## Given exercise
Search the data below for the word "title" and copy each line that holds it.

═══

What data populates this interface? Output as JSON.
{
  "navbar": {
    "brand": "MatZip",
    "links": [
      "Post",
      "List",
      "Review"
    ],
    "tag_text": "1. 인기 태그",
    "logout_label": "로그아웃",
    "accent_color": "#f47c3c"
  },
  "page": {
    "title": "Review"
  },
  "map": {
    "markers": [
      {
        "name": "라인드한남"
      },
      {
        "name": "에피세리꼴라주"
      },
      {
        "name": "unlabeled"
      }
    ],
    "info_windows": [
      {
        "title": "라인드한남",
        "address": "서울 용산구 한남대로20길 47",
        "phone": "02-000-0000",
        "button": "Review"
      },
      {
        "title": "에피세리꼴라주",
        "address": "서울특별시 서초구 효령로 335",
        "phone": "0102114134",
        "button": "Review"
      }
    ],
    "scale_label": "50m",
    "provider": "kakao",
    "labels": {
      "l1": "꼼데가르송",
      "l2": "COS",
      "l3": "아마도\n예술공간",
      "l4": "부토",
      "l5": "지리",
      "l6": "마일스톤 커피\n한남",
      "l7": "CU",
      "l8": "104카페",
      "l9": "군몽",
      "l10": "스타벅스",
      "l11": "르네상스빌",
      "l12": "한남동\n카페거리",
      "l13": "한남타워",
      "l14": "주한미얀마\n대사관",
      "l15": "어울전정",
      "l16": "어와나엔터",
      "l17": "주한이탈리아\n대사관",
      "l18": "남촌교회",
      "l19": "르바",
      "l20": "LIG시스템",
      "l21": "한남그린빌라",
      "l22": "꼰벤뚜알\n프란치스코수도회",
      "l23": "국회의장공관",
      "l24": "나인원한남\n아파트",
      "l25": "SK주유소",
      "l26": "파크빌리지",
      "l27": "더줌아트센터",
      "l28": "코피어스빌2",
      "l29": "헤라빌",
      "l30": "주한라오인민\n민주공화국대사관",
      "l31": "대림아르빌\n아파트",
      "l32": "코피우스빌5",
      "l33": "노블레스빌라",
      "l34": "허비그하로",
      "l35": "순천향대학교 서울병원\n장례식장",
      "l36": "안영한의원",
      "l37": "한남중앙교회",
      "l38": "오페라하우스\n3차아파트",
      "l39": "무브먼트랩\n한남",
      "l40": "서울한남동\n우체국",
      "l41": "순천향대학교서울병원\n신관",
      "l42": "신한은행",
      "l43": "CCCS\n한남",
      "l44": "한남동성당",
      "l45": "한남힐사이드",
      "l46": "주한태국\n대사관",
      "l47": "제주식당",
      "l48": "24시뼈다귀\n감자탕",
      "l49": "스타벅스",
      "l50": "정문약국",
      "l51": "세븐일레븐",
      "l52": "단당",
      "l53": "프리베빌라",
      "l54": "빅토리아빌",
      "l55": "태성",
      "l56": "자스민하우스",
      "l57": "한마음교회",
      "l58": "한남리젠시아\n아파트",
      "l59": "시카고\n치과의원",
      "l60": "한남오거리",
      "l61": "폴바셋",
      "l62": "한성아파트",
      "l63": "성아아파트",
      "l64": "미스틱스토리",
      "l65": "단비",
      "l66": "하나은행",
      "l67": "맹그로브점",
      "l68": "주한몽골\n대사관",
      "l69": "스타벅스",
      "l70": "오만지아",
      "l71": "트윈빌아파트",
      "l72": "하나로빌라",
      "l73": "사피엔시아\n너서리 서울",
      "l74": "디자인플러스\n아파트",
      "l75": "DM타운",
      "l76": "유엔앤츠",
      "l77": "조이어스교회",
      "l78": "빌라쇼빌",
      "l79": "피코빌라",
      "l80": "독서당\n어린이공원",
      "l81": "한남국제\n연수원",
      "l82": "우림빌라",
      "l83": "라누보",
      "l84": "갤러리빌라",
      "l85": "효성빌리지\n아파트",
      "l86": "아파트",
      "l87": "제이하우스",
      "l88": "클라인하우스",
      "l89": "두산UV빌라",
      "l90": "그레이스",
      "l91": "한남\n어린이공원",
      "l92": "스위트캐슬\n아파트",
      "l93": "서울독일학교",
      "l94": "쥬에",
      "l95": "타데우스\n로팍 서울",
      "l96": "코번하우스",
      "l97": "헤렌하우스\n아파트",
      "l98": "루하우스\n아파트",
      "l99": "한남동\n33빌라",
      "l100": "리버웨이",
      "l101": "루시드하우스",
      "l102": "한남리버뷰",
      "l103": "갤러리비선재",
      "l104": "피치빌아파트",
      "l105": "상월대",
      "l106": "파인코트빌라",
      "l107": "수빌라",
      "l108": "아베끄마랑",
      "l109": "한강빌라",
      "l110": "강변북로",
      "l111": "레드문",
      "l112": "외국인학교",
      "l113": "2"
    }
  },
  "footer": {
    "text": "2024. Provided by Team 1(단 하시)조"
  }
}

═══

## Response
    "title": "Review"
        "title": "라인드한남",
        "title": "에피세리꼴라주",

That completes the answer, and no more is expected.